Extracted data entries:
****************
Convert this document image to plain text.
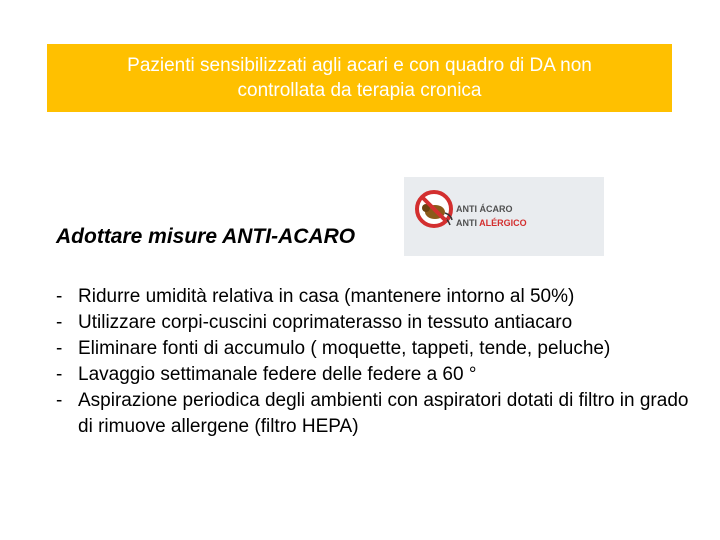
Pazienti sensibilizzati agli acari e con quadro di DA non
controllata da terapia cronica
Adottare misure ANTI-ACARO
ANTI ÁCARO
ANTI ALÉRGICO
- Ridurre umidità relativa in casa (mantenere intorno al 50%)
- Utilizzare corpi-cuscini coprimaterasso in tessuto antiacaro
- Eliminare fonti di accumulo ( moquette, tappeti, tende, peluche)
- Lavaggio settimanale federe delle federe a 60 °
- Aspirazione periodica degli ambienti con aspiratori dotati di filtro in grado di rimuove allergene (filtro HEPA)
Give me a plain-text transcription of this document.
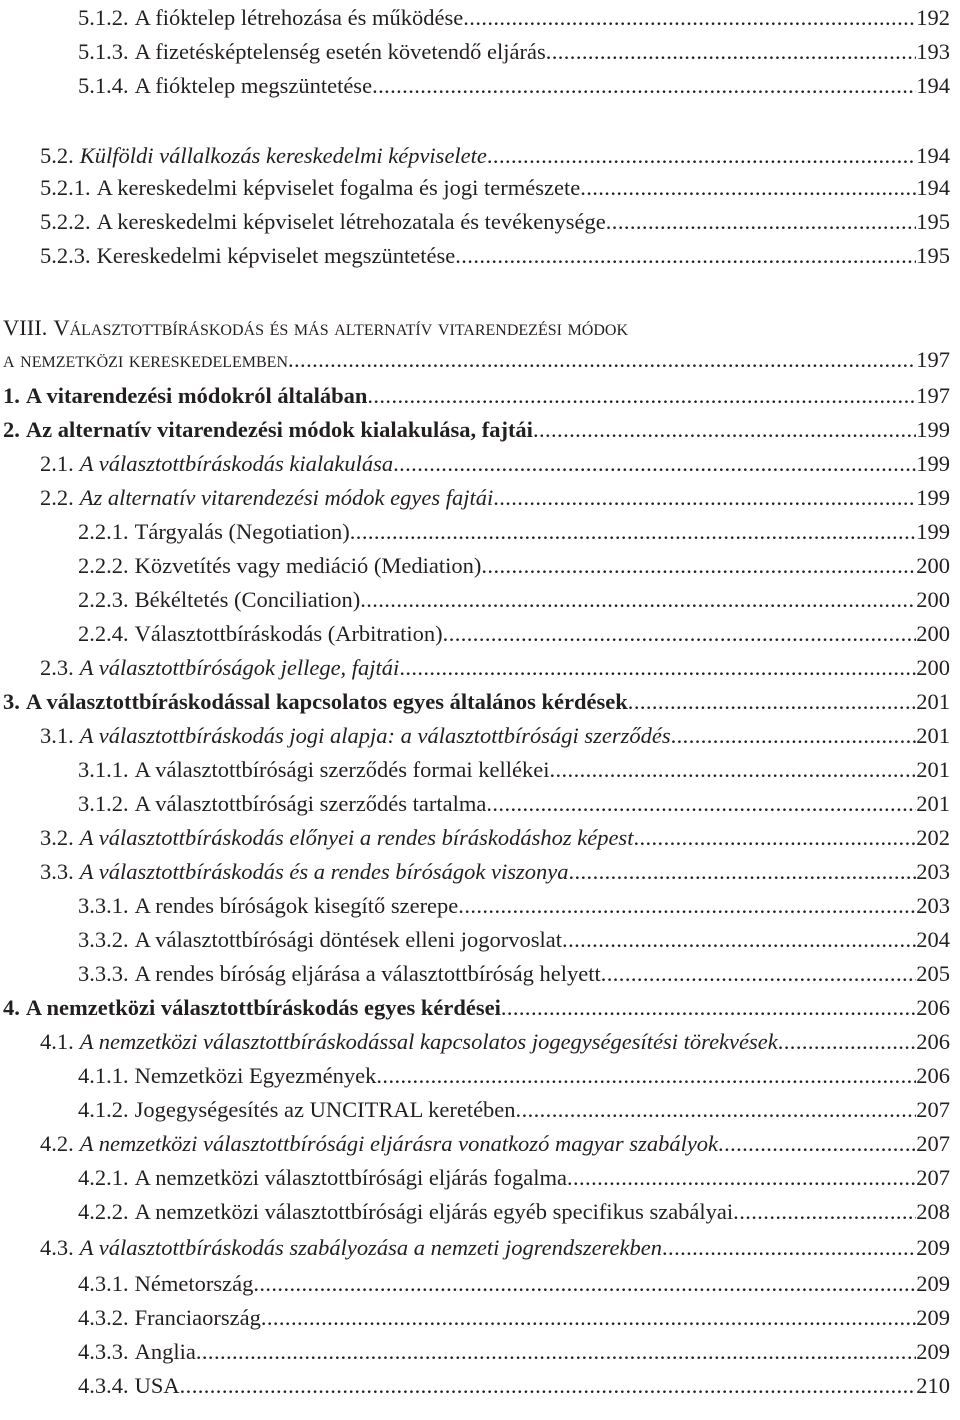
5.1.2. A fióktelep létrehozása és működése .....	192
5.1.3. A fizetésképtelenség esetén követendő eljárás .....	193
5.1.4. A fióktelep megszüntetése .....	194
5.2. Külföldi vállalkozás kereskedelmi képviselete .....	194
5.2.1. A kereskedelmi képviselet fogalma és jogi természete .....	194
5.2.2. A kereskedelmi képviselet létrehozatala és tevékenysége .....	195
5.2.3. Kereskedelmi képviselet megszüntetése .....	195
VIII. Választottbíráskodás és más alternatív vitarendezési módok
a nemzetközi kereskedelemben .....	197
1. A vitarendezési módokról általában .....	197
2. Az alternatív vitarendezési módok kialakulása, fajtái .....	199
2.1. A választottbíráskodás kialakulása .....	199
2.2. Az alternatív vitarendezési módok egyes fajtái .....	199
2.2.1. Tárgyalás (Negotiation) .....	199
2.2.2. Közvetítés vagy mediáció (Mediation) .....	200
2.2.3. Békéltetés (Conciliation) .....	200
2.2.4. Választottbíráskodás (Arbitration) .....	200
2.3. A választottbíróságok jellege, fajtái .....	200
3. A választottbíráskodással kapcsolatos egyes általános kérdések .....	201
3.1. A választottbíráskodás jogi alapja: a választottbírósági szerződés .....	201
3.1.1. A választottbírósági szerződés formai kellékei .....	201
3.1.2. A választottbírósági szerződés tartalma .....	201
3.2. A választottbíráskodás előnyei a rendes bíráskodáshoz képest .....	202
3.3. A választottbíráskodás és a rendes bíróságok viszonya .....	203
3.3.1. A rendes bíróságok kisegítő szerepe .....	203
3.3.2. A választottbírósági döntések elleni jogorvoslat .....	204
3.3.3. A rendes bíróság eljárása a választottbíróság helyett .....	205
4. A nemzetközi választottbíráskodás egyes kérdései .....	206
4.1. A nemzetközi választottbíráskodással kapcsolatos jogegységesítési törekvések .....	206
4.1.1. Nemzetközi Egyezmények .....	206
4.1.2. Jogegységesítés az UNCITRAL keretében .....	207
4.2. A nemzetközi választottbírósági eljárásra vonatkozó magyar szabályok .....	207
4.2.1. A nemzetközi választottbírósági eljárás fogalma .....	207
4.2.2. A nemzetközi választottbírósági eljárás egyéb specifikus szabályai .....	208
4.3. A választottbíráskodás szabályozása a nemzeti jogrendszerekben .....	209
4.3.1. Németország .....	209
4.3.2. Franciaország .....	209
4.3.3. Anglia .....	209
4.3.4. USA .....	210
****************
#### [What to work on]
Copy the whole listing above word for word but do not carry over the pictures.

#### [Reply to the exercise]
Convert this document image to plain text.
Pazienti sensibilizzati agli acari e con quadro di DA non
controllata da terapia cronica
Adottare misure ANTI-ACARO
ANTI ÁCARO
ANTI ALÉRGICO
- Ridurre umidità relativa in casa (mantenere intorno al 50%)
- Utilizzare corpi-cuscini coprimaterasso in tessuto antiacaro
- Eliminare fonti di accumulo ( moquette, tappeti, tende, peluche)
- Lavaggio settimanale federe delle federe a 60 °
- Aspirazione periodica degli ambienti con aspiratori dotati di filtro in grado di rimuove allergene (filtro HEPA)
Give me a plain-text transcription of this document.
5.1.2. A fióktelep létrehozása és működése .....	192
5.1.3. A fizetésképtelenség esetén követendő eljárás .....	193
5.1.4. A fióktelep megszüntetése .....	194
5.2. Külföldi vállalkozás kereskedelmi képviselete .....	194
5.2.1. A kereskedelmi képviselet fogalma és jogi természete .....	194
5.2.2. A kereskedelmi képviselet létrehozatala és tevékenysége .....	195
5.2.3. Kereskedelmi képviselet megszüntetése .....	195
VIII. Választottbíráskodás és más alternatív vitarendezési módok
a nemzetközi kereskedelemben .....	197
1. A vitarendezési módokról általában .....	197
2. Az alternatív vitarendezési módok kialakulása, fajtái .....	199
2.1. A választottbíráskodás kialakulása .....	199
2.2. Az alternatív vitarendezési módok egyes fajtái .....	199
2.2.1. Tárgyalás (Negotiation) .....	199
2.2.2. Közvetítés vagy mediáció (Mediation) .....	200
2.2.3. Békéltetés (Conciliation) .....	200
2.2.4. Választottbíráskodás (Arbitration) .....	200
2.3. A választottbíróságok jellege, fajtái .....	200
3. A választottbíráskodással kapcsolatos egyes általános kérdések .....	201
3.1. A választottbíráskodás jogi alapja: a választottbírósági szerződés .....	201
3.1.1. A választottbírósági szerződés formai kellékei .....	201
3.1.2. A választottbírósági szerződés tartalma .....	201
3.2. A választottbíráskodás előnyei a rendes bíráskodáshoz képest .....	202
3.3. A választottbíráskodás és a rendes bíróságok viszonya .....	203
3.3.1. A rendes bíróságok kisegítő szerepe .....	203
3.3.2. A választottbírósági döntések elleni jogorvoslat .....	204
3.3.3. A rendes bíróság eljárása a választottbíróság helyett .....	205
4. A nemzetközi választottbíráskodás egyes kérdései .....	206
4.1. A nemzetközi választottbíráskodással kapcsolatos jogegységesítési törekvések .....	206
4.1.1. Nemzetközi Egyezmények .....	206
4.1.2. Jogegységesítés az UNCITRAL keretében .....	207
4.2. A nemzetközi választottbírósági eljárásra vonatkozó magyar szabályok .....	207
4.2.1. A nemzetközi választottbírósági eljárás fogalma .....	207
4.2.2. A nemzetközi választottbírósági eljárás egyéb specifikus szabályai .....	208
4.3. A választottbíráskodás szabályozása a nemzeti jogrendszerekben .....	209
4.3.1. Németország .....	209
4.3.2. Franciaország .....	209
4.3.3. Anglia .....	209
4.3.4. USA .....	210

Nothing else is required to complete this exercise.